## Begin THE DATA

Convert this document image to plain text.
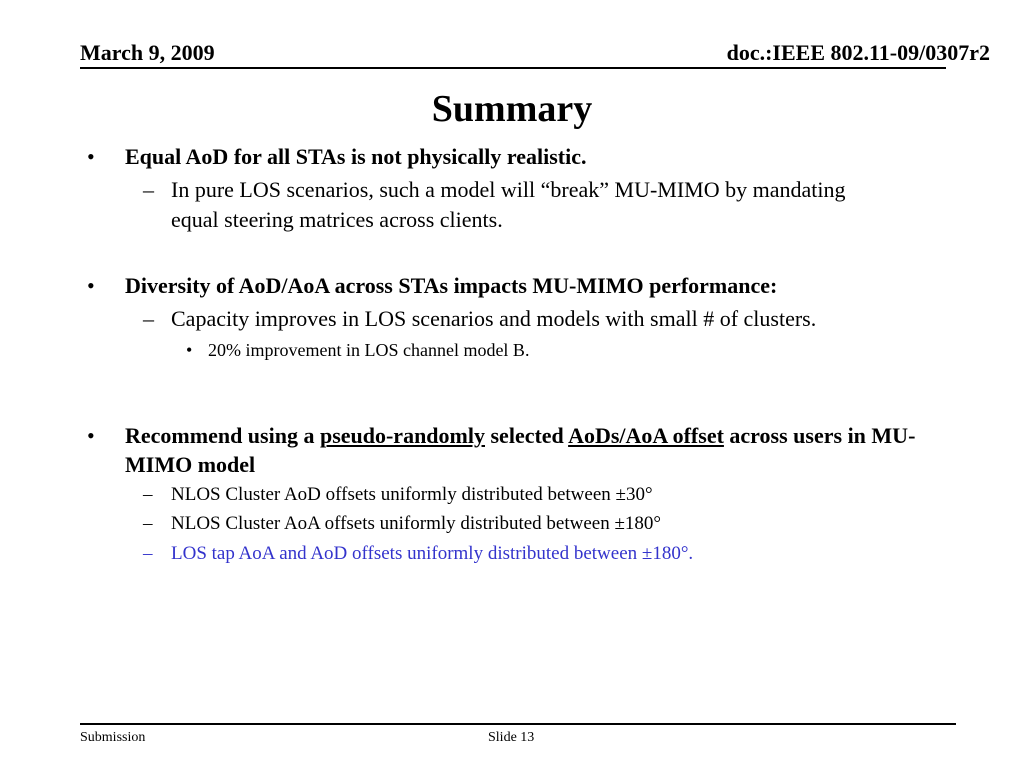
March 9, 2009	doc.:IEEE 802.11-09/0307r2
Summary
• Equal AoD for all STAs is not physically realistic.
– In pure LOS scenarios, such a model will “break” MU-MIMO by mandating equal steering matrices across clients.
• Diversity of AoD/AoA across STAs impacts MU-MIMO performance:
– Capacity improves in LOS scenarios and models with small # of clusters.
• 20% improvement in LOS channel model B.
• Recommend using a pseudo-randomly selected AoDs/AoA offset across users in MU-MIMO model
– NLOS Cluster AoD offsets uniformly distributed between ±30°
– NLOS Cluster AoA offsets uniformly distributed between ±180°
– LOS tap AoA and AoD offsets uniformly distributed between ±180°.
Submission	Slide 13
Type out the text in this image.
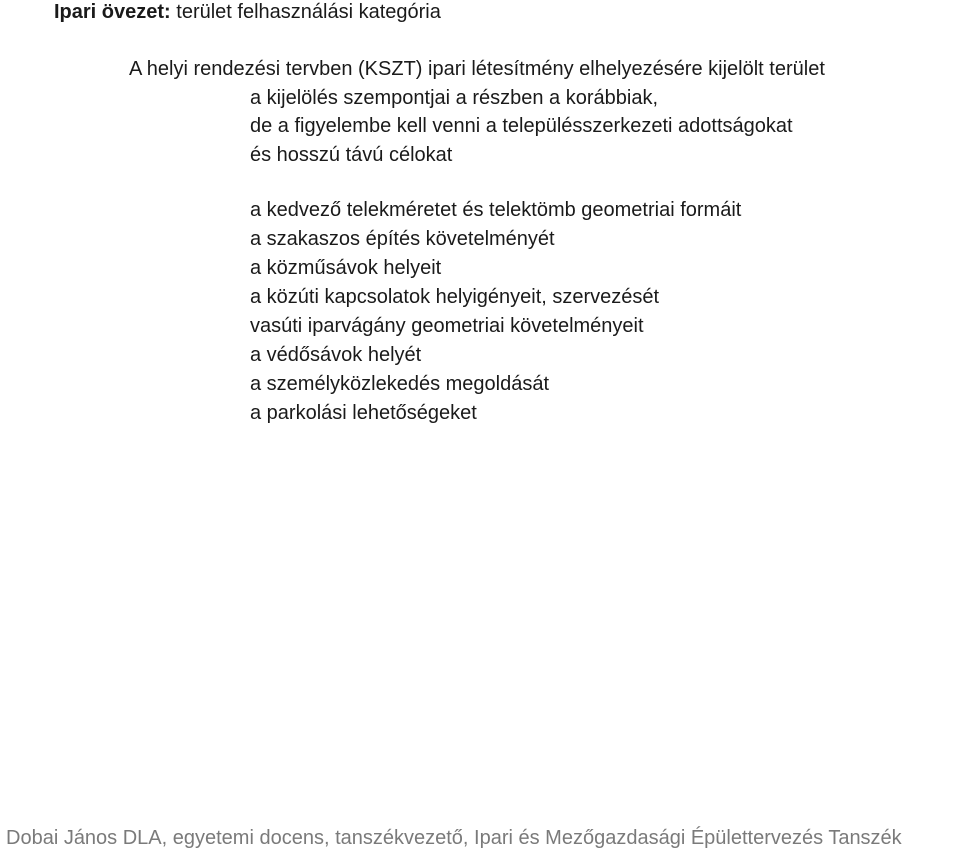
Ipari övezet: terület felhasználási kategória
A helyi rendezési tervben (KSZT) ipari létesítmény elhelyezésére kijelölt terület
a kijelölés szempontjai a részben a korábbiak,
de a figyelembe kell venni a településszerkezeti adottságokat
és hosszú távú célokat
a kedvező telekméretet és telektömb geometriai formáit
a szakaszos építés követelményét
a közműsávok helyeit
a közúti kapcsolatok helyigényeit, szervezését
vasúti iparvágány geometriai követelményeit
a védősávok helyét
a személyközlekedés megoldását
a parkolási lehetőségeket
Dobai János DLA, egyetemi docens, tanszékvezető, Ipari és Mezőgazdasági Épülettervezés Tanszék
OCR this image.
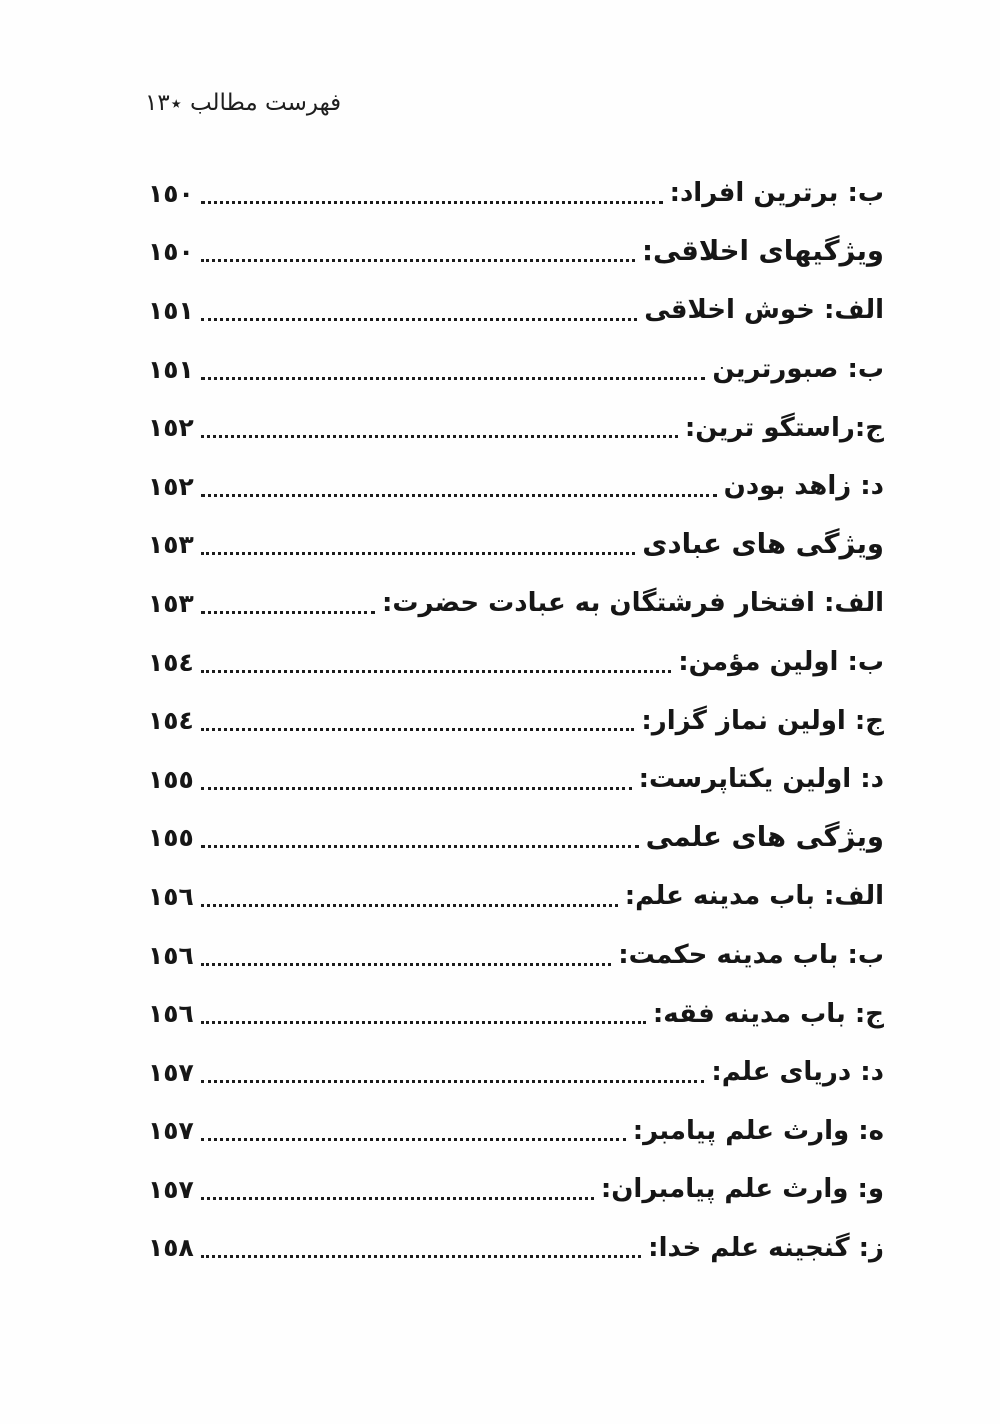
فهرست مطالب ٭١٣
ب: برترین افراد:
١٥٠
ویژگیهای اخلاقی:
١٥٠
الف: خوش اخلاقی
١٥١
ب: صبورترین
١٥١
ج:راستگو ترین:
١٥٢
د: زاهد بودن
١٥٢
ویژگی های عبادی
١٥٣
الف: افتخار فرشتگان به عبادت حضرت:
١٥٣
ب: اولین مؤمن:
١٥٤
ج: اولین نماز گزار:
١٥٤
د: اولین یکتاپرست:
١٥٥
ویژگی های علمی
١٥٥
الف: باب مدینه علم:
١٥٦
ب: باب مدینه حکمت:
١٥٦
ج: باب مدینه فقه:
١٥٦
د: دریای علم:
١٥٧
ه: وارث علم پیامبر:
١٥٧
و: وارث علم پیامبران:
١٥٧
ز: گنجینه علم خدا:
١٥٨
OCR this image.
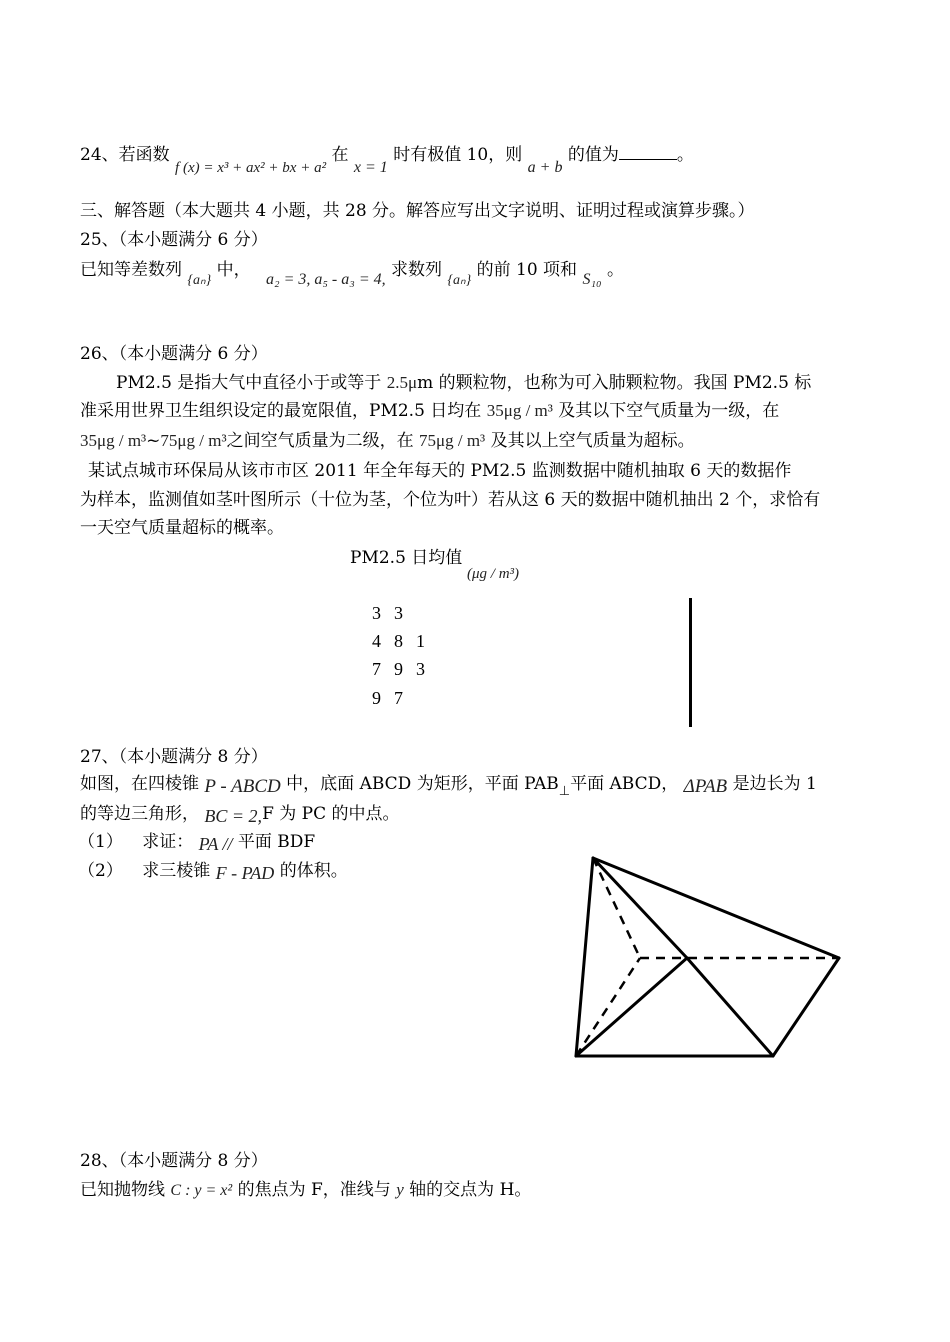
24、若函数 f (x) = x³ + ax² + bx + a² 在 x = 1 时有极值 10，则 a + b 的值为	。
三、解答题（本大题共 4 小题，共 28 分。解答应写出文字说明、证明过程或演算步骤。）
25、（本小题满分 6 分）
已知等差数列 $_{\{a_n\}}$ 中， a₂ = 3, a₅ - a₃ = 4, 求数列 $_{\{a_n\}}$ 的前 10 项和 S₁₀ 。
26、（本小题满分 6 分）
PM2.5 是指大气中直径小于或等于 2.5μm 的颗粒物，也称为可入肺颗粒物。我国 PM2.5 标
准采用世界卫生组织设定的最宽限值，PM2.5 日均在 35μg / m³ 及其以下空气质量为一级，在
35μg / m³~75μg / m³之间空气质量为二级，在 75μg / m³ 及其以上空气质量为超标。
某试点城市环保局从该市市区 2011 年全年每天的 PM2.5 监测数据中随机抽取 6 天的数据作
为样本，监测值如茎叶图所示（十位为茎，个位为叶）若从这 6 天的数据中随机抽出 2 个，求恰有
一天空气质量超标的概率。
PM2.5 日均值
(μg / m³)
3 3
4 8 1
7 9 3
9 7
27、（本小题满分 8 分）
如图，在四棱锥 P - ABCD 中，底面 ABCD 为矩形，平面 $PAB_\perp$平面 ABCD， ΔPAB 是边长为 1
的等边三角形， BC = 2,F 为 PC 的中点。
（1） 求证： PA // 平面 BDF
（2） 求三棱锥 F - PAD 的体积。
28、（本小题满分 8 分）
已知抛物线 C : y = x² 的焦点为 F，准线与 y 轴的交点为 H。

## End THE DATA

*INSTRUCTIONS FOR THE TASK:* The records above should be reproduced exactly, with no pictures included.

*EXERCISE SOLUTION:*
Convert this document image to plain text.
March 9, 2009	doc.:IEEE 802.11-09/0307r2
Summary
• Equal AoD for all STAs is not physically realistic.
– In pure LOS scenarios, such a model will “break” MU-MIMO by mandating equal steering matrices across clients.
• Diversity of AoD/AoA across STAs impacts MU-MIMO performance:
– Capacity improves in LOS scenarios and models with small # of clusters.
• 20% improvement in LOS channel model B.
• Recommend using a pseudo-randomly selected AoDs/AoA offset across users in MU-MIMO model
– NLOS Cluster AoD offsets uniformly distributed between ±30°
– NLOS Cluster AoA offsets uniformly distributed between ±180°
– LOS tap AoA and AoD offsets uniformly distributed between ±180°.
Submission	Slide 13
Type out the text in this image.
Ipari övezet: terület felhasználási kategória
A helyi rendezési tervben (KSZT) ipari létesítmény elhelyezésére kijelölt terület
a kijelölés szempontjai a részben a korábbiak,
de a figyelembe kell venni a településszerkezeti adottságokat
és hosszú távú célokat
a kedvező telekméretet és telektömb geometriai formáit
a szakaszos építés követelményét
a közműsávok helyeit
a közúti kapcsolatok helyigényeit, szervezését
vasúti iparvágány geometriai követelményeit
a védősávok helyét
a személyközlekedés megoldását
a parkolási lehetőségeket
Dobai János DLA, egyetemi docens, tanszékvezető, Ipari és Mezőgazdasági Épülettervezés Tanszék
OCR this image.
فهرست مطالب ٭١٣
ب: برترین افراد:
١٥٠
ویژگیهای اخلاقی:
١٥٠
الف: خوش اخلاقی
١٥١
ب: صبورترین
١٥١
ج:راستگو ترین:
١٥٢
د: زاهد بودن
١٥٢
ویژگی های عبادی
١٥٣
الف: افتخار فرشتگان به عبادت حضرت:
١٥٣
ب: اولین مؤمن:
١٥٤
ج: اولین نماز گزار:
١٥٤
د: اولین یکتاپرست:
١٥٥
ویژگی های علمی
١٥٥
الف: باب مدینه علم:
١٥٦
ب: باب مدینه حکمت:
١٥٦
ج: باب مدینه فقه:
١٥٦
د: دریای علم:
١٥٧
ه: وارث علم پیامبر:
١٥٧
و: وارث علم پیامبران:
١٥٧
ز: گنجینه علم خدا:
١٥٨
OCR this image.
24、若函数 f (x) = x³ + ax² + bx + a² 在 x = 1 时有极值 10，则 a + b 的值为	。
三、解答题（本大题共 4 小题，共 28 分。解答应写出文字说明、证明过程或演算步骤。）
25、（本小题满分 6 分）
已知等差数列 $_{\{a_n\}}$ 中， a₂ = 3, a₅ - a₃ = 4, 求数列 $_{\{a_n\}}$ 的前 10 项和 S₁₀ 。
26、（本小题满分 6 分）
PM2.5 是指大气中直径小于或等于 2.5μm 的颗粒物，也称为可入肺颗粒物。我国 PM2.5 标
准采用世界卫生组织设定的最宽限值，PM2.5 日均在 35μg / m³ 及其以下空气质量为一级，在
35μg / m³~75μg / m³之间空气质量为二级，在 75μg / m³ 及其以上空气质量为超标。
某试点城市环保局从该市市区 2011 年全年每天的 PM2.5 监测数据中随机抽取 6 天的数据作
为样本，监测值如茎叶图所示（十位为茎，个位为叶）若从这 6 天的数据中随机抽出 2 个，求恰有
一天空气质量超标的概率。
PM2.5 日均值
(μg / m³)
3 3
4 8 1
7 9 3
9 7
27、（本小题满分 8 分）
如图，在四棱锥 P - ABCD 中，底面 ABCD 为矩形，平面 $PAB_\perp$平面 ABCD， ΔPAB 是边长为 1
的等边三角形， BC = 2,F 为 PC 的中点。
（1） 求证： PA // 平面 BDF
（2） 求三棱锥 F - PAD 的体积。
28、（本小题满分 8 分）
已知抛物线 C : y = x² 的焦点为 F，准线与 y 轴的交点为 H。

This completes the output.